* [Exercise description]: Reproduce these lines without any changes.

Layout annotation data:

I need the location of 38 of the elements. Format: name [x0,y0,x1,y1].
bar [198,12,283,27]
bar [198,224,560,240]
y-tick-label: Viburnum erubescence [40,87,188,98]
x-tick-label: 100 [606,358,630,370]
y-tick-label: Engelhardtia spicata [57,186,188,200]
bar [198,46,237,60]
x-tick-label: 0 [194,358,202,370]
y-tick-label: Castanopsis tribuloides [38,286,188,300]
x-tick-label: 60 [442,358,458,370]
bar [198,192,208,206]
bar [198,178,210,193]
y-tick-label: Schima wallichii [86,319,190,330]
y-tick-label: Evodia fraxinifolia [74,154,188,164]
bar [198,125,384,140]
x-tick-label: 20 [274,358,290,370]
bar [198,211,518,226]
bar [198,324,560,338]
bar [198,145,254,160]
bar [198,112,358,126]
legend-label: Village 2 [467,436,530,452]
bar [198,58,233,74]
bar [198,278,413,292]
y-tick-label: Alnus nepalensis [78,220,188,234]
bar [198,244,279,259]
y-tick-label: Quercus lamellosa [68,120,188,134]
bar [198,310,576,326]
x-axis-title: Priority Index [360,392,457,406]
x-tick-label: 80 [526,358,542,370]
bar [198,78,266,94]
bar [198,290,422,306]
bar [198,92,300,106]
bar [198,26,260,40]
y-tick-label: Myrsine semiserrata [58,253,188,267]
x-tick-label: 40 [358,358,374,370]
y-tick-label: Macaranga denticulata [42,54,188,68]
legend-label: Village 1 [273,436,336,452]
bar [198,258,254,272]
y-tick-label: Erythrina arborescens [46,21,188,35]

* [Task answer]:
I need the location of 38 of the elements. Format: name [x0,y0,x1,y1].
bar [198,12,283,27]
bar [198,224,560,240]
y-tick-label: Viburnum erubescence [40,87,188,98]
x-tick-label: 100 [606,358,630,370]
y-tick-label: Engelhardtia spicata [57,186,188,200]
bar [198,46,237,60]
x-tick-label: 0 [194,358,202,370]
y-tick-label: Castanopsis tribuloides [38,286,188,300]
x-tick-label: 60 [442,358,458,370]
bar [198,192,208,206]
bar [198,178,210,193]
y-tick-label: Schima wallichii [86,319,190,330]
y-tick-label: Evodia fraxinifolia [74,154,188,164]
bar [198,125,384,140]
x-tick-label: 20 [274,358,290,370]
bar [198,211,518,226]
bar [198,324,560,338]
bar [198,145,254,160]
bar [198,112,358,126]
legend-label: Village 2 [467,436,530,452]
bar [198,58,233,74]
bar [198,278,413,292]
y-tick-label: Alnus nepalensis [78,220,188,234]
bar [198,244,279,259]
y-tick-label: Quercus lamellosa [68,120,188,134]
bar [198,310,576,326]
x-axis-title: Priority Index [360,392,457,406]
x-tick-label: 80 [526,358,542,370]
bar [198,78,266,94]
bar [198,290,422,306]
bar [198,92,300,106]
bar [198,26,260,40]
y-tick-label: Myrsine semiserrata [58,253,188,267]
x-tick-label: 40 [358,358,374,370]
y-tick-label: Macaranga denticulata [42,54,188,68]
legend-label: Village 1 [273,436,336,452]
bar [198,258,254,272]
y-tick-label: Erythrina arborescens [46,21,188,35]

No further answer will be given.